▸ **WHAT NEEDS TO BE DONE**:
Only a number is wanted. Count the lines holding the string "tutti".

Rows from a dataset

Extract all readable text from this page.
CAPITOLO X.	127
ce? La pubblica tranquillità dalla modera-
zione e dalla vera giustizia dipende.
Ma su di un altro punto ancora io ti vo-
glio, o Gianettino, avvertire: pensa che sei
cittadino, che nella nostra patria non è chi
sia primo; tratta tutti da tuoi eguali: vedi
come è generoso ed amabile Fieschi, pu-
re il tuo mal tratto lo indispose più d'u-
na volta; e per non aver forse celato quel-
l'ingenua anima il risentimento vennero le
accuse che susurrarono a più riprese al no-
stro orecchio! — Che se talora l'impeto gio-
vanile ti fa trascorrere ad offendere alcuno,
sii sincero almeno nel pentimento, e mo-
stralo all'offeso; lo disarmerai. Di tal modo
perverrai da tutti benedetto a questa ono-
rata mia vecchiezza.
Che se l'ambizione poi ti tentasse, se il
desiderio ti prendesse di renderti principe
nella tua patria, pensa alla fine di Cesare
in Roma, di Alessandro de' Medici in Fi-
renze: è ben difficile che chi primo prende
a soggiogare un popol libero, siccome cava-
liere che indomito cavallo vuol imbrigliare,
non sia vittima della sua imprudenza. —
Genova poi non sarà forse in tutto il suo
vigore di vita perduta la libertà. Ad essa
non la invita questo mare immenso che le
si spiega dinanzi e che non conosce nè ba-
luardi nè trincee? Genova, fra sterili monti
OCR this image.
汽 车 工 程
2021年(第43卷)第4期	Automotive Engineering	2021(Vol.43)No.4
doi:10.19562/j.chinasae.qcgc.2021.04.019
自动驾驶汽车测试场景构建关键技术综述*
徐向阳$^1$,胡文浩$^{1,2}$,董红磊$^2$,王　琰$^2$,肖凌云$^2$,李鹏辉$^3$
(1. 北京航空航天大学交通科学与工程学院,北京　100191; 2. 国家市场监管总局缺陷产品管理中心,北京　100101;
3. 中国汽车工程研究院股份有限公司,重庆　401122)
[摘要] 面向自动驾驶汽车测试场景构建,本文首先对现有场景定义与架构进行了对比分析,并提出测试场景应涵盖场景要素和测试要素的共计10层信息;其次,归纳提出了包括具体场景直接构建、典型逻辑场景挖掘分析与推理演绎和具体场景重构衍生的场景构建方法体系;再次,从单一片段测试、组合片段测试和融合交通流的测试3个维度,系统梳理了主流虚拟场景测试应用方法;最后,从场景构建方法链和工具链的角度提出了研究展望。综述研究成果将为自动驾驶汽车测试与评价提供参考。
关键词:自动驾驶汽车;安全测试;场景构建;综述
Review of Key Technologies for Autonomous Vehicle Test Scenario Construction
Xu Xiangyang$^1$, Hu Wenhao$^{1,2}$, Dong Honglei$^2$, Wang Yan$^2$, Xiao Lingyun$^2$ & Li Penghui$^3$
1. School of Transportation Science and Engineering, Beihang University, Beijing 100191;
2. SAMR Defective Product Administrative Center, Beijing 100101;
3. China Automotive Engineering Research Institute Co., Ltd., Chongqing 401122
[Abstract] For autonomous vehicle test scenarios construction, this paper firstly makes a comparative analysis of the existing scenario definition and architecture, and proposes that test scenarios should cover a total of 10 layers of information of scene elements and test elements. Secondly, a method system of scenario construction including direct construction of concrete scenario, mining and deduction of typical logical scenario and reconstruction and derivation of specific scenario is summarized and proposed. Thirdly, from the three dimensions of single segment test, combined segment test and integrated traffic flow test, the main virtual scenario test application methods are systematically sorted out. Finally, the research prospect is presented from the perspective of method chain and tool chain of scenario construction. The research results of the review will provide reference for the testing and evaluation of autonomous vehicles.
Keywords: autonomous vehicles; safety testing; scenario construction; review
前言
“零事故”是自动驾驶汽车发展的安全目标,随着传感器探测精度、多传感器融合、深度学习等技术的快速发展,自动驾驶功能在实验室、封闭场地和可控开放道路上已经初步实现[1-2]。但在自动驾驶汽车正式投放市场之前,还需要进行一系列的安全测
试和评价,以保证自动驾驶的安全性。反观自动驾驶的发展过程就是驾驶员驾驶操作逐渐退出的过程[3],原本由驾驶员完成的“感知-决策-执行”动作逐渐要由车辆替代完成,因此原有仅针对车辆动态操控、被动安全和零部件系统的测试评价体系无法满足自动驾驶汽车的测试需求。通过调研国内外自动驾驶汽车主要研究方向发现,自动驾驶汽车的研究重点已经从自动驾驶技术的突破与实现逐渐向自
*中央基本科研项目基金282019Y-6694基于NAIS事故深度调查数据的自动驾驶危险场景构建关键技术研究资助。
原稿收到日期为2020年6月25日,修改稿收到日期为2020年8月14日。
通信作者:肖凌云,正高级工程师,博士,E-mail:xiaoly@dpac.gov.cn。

▸ **THE REPLY**:
2